**What you need to do:** Scan the data below for the string "Wang". Copy every line where it appears.

[Rows from a dataset]
+===+

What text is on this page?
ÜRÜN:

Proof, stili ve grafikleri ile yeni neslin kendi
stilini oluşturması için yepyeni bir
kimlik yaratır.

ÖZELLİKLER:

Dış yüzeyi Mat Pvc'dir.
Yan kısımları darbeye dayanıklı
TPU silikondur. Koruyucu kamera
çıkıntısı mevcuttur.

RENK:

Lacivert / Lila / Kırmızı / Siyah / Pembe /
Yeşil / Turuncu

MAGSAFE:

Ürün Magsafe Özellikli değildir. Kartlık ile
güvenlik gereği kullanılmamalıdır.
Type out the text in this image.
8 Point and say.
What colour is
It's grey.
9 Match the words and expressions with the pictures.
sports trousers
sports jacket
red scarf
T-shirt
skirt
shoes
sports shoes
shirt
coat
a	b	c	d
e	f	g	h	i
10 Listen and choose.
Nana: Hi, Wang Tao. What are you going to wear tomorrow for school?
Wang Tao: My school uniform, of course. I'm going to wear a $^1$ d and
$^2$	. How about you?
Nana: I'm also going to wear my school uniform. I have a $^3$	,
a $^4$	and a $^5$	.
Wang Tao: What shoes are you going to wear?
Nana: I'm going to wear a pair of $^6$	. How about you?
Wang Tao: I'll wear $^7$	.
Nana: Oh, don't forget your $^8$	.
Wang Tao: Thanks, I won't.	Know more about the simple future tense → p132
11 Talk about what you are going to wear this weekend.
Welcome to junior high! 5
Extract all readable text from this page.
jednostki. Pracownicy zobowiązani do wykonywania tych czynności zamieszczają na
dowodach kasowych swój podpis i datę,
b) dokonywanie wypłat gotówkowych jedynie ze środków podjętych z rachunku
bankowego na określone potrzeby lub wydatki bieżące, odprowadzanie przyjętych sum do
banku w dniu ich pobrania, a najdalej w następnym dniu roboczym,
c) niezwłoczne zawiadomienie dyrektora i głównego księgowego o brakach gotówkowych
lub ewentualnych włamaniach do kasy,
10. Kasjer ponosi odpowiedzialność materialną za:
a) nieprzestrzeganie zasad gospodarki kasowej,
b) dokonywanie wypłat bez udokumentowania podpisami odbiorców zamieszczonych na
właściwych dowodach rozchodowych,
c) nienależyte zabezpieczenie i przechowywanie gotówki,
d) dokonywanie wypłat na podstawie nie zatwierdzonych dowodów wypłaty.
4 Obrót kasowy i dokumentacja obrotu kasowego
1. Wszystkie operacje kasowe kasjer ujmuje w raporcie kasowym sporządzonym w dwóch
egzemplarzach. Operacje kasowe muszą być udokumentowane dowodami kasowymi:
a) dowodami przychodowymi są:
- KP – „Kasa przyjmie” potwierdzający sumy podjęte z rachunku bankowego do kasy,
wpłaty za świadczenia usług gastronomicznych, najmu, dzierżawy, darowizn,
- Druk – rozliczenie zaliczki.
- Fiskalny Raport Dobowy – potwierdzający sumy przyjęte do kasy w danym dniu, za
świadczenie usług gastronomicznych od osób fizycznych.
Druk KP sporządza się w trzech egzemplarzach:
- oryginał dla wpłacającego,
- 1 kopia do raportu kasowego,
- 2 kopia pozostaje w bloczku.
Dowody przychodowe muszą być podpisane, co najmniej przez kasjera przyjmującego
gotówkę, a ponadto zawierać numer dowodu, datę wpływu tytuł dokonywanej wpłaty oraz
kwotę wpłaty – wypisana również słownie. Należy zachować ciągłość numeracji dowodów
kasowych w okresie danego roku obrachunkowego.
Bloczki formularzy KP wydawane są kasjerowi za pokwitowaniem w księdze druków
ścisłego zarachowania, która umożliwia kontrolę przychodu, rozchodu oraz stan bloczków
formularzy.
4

+===+

**Full solution:**
Nana: Hi, Wang Tao. What are you going to wear tomorrow for school?
Wang Tao: My school uniform, of course. I'm going to wear a $^1$ d and
Wang Tao: What shoes are you going to wear?
Wang Tao: I'll wear $^7$	.
Wang Tao: Thanks, I won't.	Know more about the simple future tense → p132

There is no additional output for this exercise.